**What you are asked to do**
A complete answer includes every line below with the word "halb".

**Material provided**
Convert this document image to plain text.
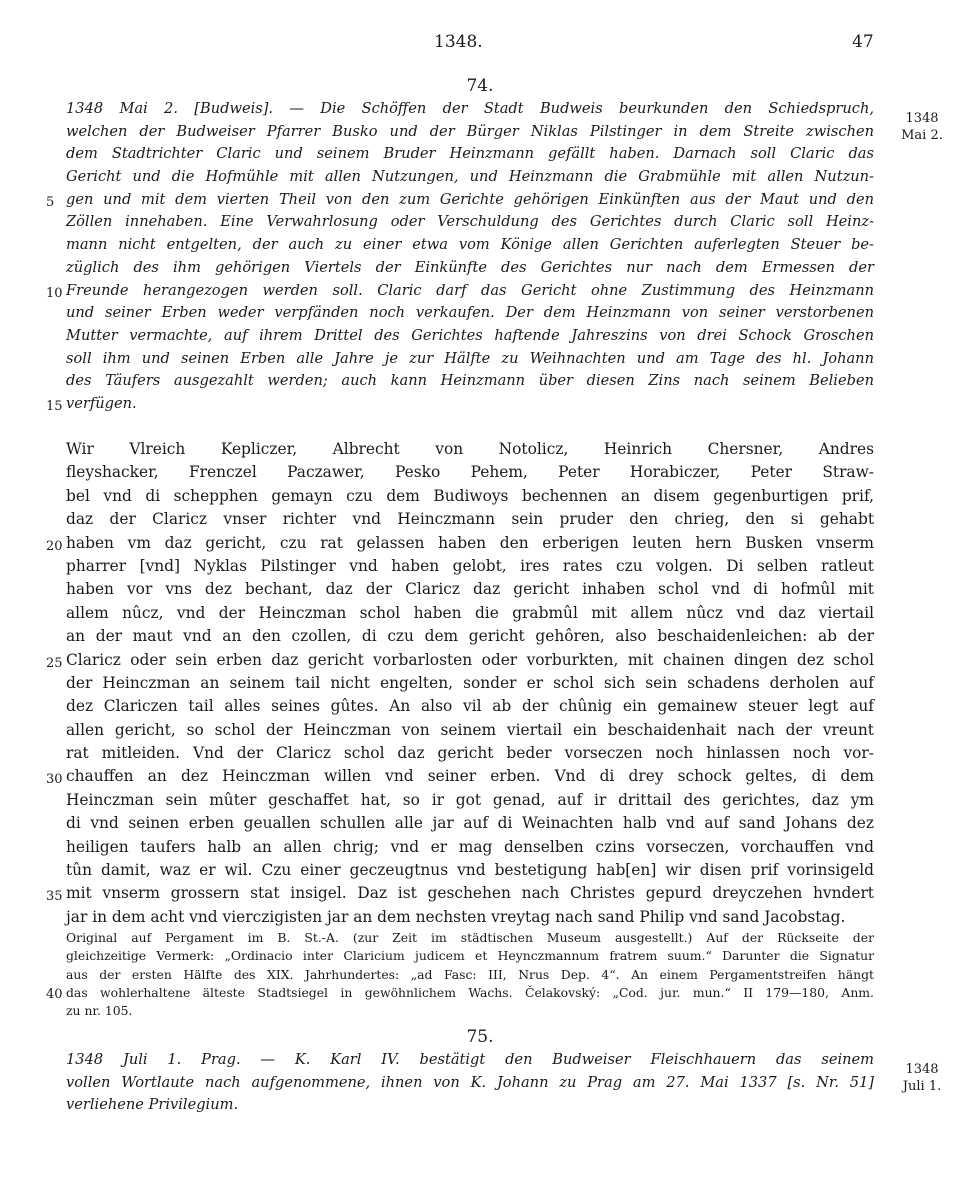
1348.	47
74.
1348
Mai 2.
1348 Mai 2. [Budweis]. — Die Schöffen der Stadt Budweis beurkunden den Schiedspruch,
welchen der Budweiser Pfarrer Busko und der Bürger Niklas Pilstinger in dem Streite zwischen
dem Stadtrichter Claric und seinem Bruder Heinzmann gefällt haben. Darnach soll Claric das
Gericht und die Hofmühle mit allen Nutzungen, und Heinzmann die Grabmühle mit allen Nutzun-
5 gen und mit dem vierten Theil von den zum Gerichte gehörigen Einkünften aus der Maut und den
Zöllen innehaben. Eine Verwahrlosung oder Verschuldung des Gerichtes durch Claric soll Heinz-
mann nicht entgelten, der auch zu einer etwa vom Könige allen Gerichten auferlegten Steuer be-
züglich des ihm gehörigen Viertels der Einkünfte des Gerichtes nur nach dem Ermessen der
10 Freunde herangezogen werden soll. Claric darf das Gericht ohne Zustimmung des Heinzmann
und seiner Erben weder verpfänden noch verkaufen. Der dem Heinzmann von seiner verstorbenen
Mutter vermachte, auf ihrem Drittel des Gerichtes haftende Jahreszins von drei Schock Groschen
soll ihm und seinen Erben alle Jahre je zur Hälfte zu Weihnachten und am Tage des hl. Johann
des Täufers ausgezahlt werden; auch kann Heinzmann über diesen Zins nach seinem Belieben
15 verfügen.
Wir Vlreich Kepliczer, Albrecht von Notolicz, Heinrich Chersner, Andres
fleyshacker, Frenczel Paczawer, Pesko Pehem, Peter Horabiczer, Peter Straw-
bel vnd di schepphen gemayn czu dem Budiwoys bechennen an disem gegenburtigen prif,
daz der Claricz vnser richter vnd Heinczmann sein pruder den chrieg, den si gehabt
20 haben vm daz gericht, czu rat gelassen haben den erberigen leuten hern Busken vnserm
pharrer [vnd] Nyklas Pilstinger vnd haben gelobt, ires rates czu volgen. Di selben ratleut
haben vor vns dez bechant, daz der Claricz daz gericht inhaben schol vnd di hofmûl mit
allem nûcz, vnd der Heinczman schol haben die grabmûl mit allem nûcz vnd daz viertail
an der maut vnd an den czollen, di czu dem gericht gehôren, also beschaidenleichen: ab der
25 Claricz oder sein erben daz gericht vorbarlosten oder vorburkten, mit chainen dingen dez schol
der Heinczman an seinem tail nicht engelten, sonder er schol sich sein schadens derholen auf
dez Clariczen tail alles seines gûtes. An also vil ab der chûnig ein gemainew steuer legt auf
allen gericht, so schol der Heinczman von seinem viertail ein beschaidenhait nach der vreunt
rat mitleiden. Vnd der Claricz schol daz gericht beder vorseczen noch hinlassen noch vor-
30 chauffen an dez Heinczman willen vnd seiner erben. Vnd di drey schock geltes, di dem
Heinczman sein mûter geschaffet hat, so ir got genad, auf ir drittail des gerichtes, daz ym
di vnd seinen erben geuallen schullen alle jar auf di Weinachten halb vnd auf sand Johans dez
heiligen taufers halb an allen chrig; vnd er mag denselben czins vorseczen, vorchauffen vnd
tûn damit, waz er wil. Czu einer geczeugtnus vnd bestetigung hab[en] wir disen prif vorinsigeld
35 mit vnserm grossern stat insigel. Daz ist geschehen nach Christes gepurd dreyczehen hvndert
jar in dem acht vnd vierczigisten jar an dem nechsten vreytag nach sand Philip vnd sand Jacobstag.
Original auf Pergament im B. St.-A. (zur Zeit im städtischen Museum ausgestellt.) Auf der Rückseite der
gleichzeitige Vermerk: „Ordinacio inter Claricium judicem et Heynczmannum fratrem suum.“ Darunter die Signatur
aus der ersten Hälfte des XIX. Jahrhundertes: „ad Fasc: III, Nrus Dep. 4“. An einem Pergamentstreifen hängt
40 das wohlerhaltene älteste Stadtsiegel in gewöhnlichem Wachs. Čelakovský: „Cod. jur. mun.“ II 179—180, Anm.
zu nr. 105.
75.
1348
Juli 1.
1348 Juli 1. Prag. — K. Karl IV. bestätigt den Budweiser Fleischhauern das seinem
vollen Wortlaute nach aufgenommene, ihnen von K. Johann zu Prag am 27. Mai 1337 [s. Nr. 51]
verliehene Privilegium.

**Answer for the task**
di vnd seinen erben geuallen schullen alle jar auf di Weinachten halb vnd auf sand Johans dez
heiligen taufers halb an allen chrig; vnd er mag denselben czins vorseczen, vorchauffen vnd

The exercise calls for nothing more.